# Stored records
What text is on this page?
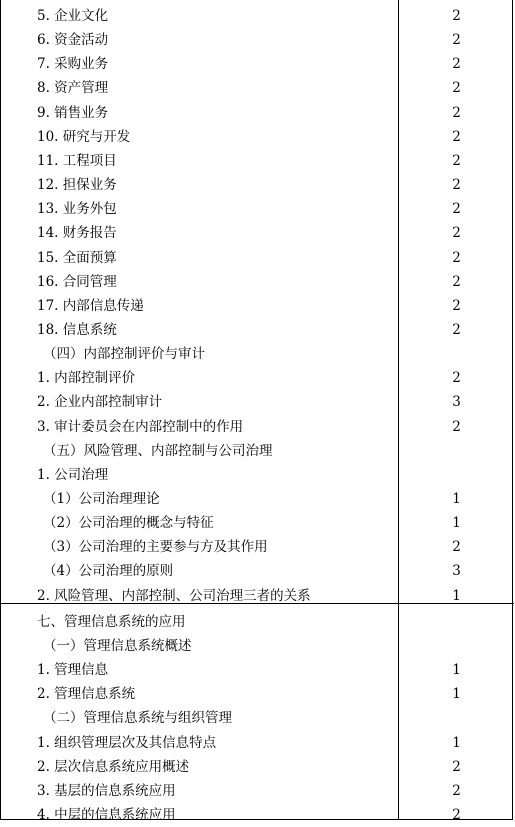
5. 企业文化	2
6. 资金活动	2
7. 采购业务	2
8. 资产管理	2
9. 销售业务	2
10. 研究与开发	2
11. 工程项目	2
12. 担保业务	2
13. 业务外包	2
14. 财务报告	2
15. 全面预算	2
16. 合同管理	2
17. 内部信息传递	2
18. 信息系统	2
（四）内部控制评价与审计
1. 内部控制评价	2
2. 企业内部控制审计	3
3. 审计委员会在内部控制中的作用	2
（五）风险管理、内部控制与公司治理
1. 公司治理
（1）公司治理理论	1
（2）公司治理的概念与特征	1
（3）公司治理的主要参与方及其作用	2
（4）公司治理的原则	3
2. 风险管理、内部控制、公司治理三者的关系	1
七、管理信息系统的应用
（一）管理信息系统概述
1. 管理信息	1
2. 管理信息系统	1
（二）管理信息系统与组织管理
1. 组织管理层次及其信息特点	1
2. 层次信息系统应用概述	2
3. 基层的信息系统应用	2
4. 中层的信息系统应用	2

# Task goal
Transcribe every line in the entries above, taking out only the images.

# Exercise result
What text is on this page?
5. 企业文化	2
6. 资金活动	2
7. 采购业务	2
8. 资产管理	2
9. 销售业务	2
10. 研究与开发	2
11. 工程项目	2
12. 担保业务	2
13. 业务外包	2
14. 财务报告	2
15. 全面预算	2
16. 合同管理	2
17. 内部信息传递	2
18. 信息系统	2
（四）内部控制评价与审计
1. 内部控制评价	2
2. 企业内部控制审计	3
3. 审计委员会在内部控制中的作用	2
（五）风险管理、内部控制与公司治理
1. 公司治理
（1）公司治理理论	1
（2）公司治理的概念与特征	1
（3）公司治理的主要参与方及其作用	2
（4）公司治理的原则	3
2. 风险管理、内部控制、公司治理三者的关系	1
七、管理信息系统的应用
（一）管理信息系统概述
1. 管理信息	1
2. 管理信息系统	1
（二）管理信息系统与组织管理
1. 组织管理层次及其信息特点	1
2. 层次信息系统应用概述	2
3. 基层的信息系统应用	2
4. 中层的信息系统应用	2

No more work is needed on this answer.